* start Given information *

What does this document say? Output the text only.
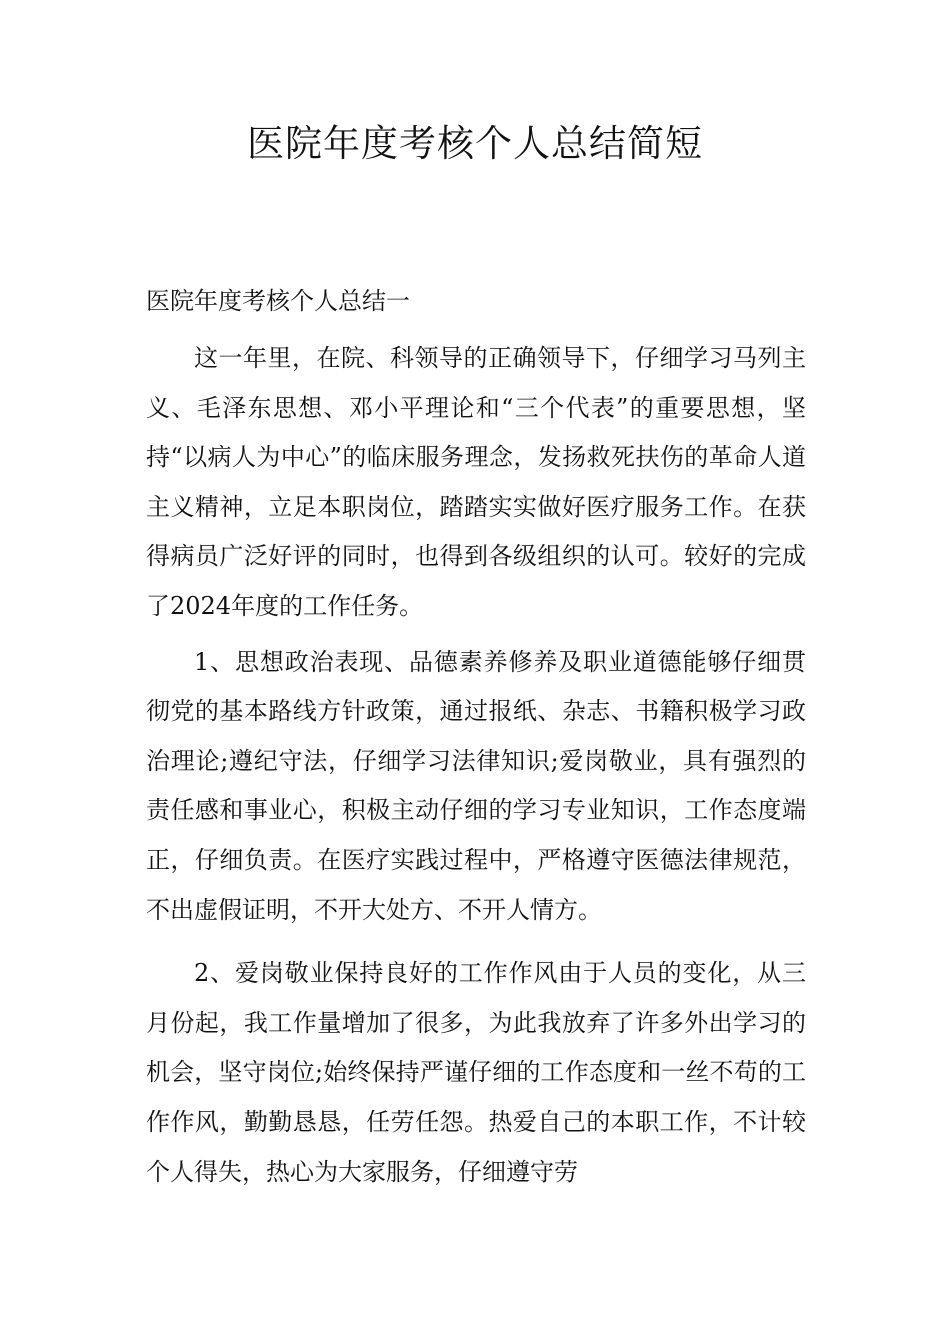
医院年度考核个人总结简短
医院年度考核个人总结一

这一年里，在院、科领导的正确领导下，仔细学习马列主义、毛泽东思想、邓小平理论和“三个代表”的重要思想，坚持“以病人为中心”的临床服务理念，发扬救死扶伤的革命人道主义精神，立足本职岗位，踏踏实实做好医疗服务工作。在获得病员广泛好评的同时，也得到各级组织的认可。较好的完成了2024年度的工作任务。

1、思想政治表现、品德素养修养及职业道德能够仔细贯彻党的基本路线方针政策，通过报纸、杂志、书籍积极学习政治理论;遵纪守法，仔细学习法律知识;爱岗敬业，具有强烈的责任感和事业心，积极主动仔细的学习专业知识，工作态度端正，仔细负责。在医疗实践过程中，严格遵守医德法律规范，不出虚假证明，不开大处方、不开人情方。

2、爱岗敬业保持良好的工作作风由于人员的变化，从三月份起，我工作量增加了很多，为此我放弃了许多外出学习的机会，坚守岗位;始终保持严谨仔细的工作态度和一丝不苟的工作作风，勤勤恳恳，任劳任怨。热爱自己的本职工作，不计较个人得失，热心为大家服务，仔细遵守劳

* end Given information *

Copy the records word for word, leaving no picture in the copy.

What does this document say? Output the text only.
医院年度考核个人总结简短
医院年度考核个人总结一

这一年里，在院、科领导的正确领导下，仔细学习马列主义、毛泽东思想、邓小平理论和“三个代表”的重要思想，坚持“以病人为中心”的临床服务理念，发扬救死扶伤的革命人道主义精神，立足本职岗位，踏踏实实做好医疗服务工作。在获得病员广泛好评的同时，也得到各级组织的认可。较好的完成了2024年度的工作任务。

1、思想政治表现、品德素养修养及职业道德能够仔细贯彻党的基本路线方针政策，通过报纸、杂志、书籍积极学习政治理论;遵纪守法，仔细学习法律知识;爱岗敬业，具有强烈的责任感和事业心，积极主动仔细的学习专业知识，工作态度端正，仔细负责。在医疗实践过程中，严格遵守医德法律规范，不出虚假证明，不开大处方、不开人情方。

2、爱岗敬业保持良好的工作作风由于人员的变化，从三月份起，我工作量增加了很多，为此我放弃了许多外出学习的机会，坚守岗位;始终保持严谨仔细的工作态度和一丝不苟的工作作风，勤勤恳恳，任劳任怨。热爱自己的本职工作，不计较个人得失，热心为大家服务，仔细遵守劳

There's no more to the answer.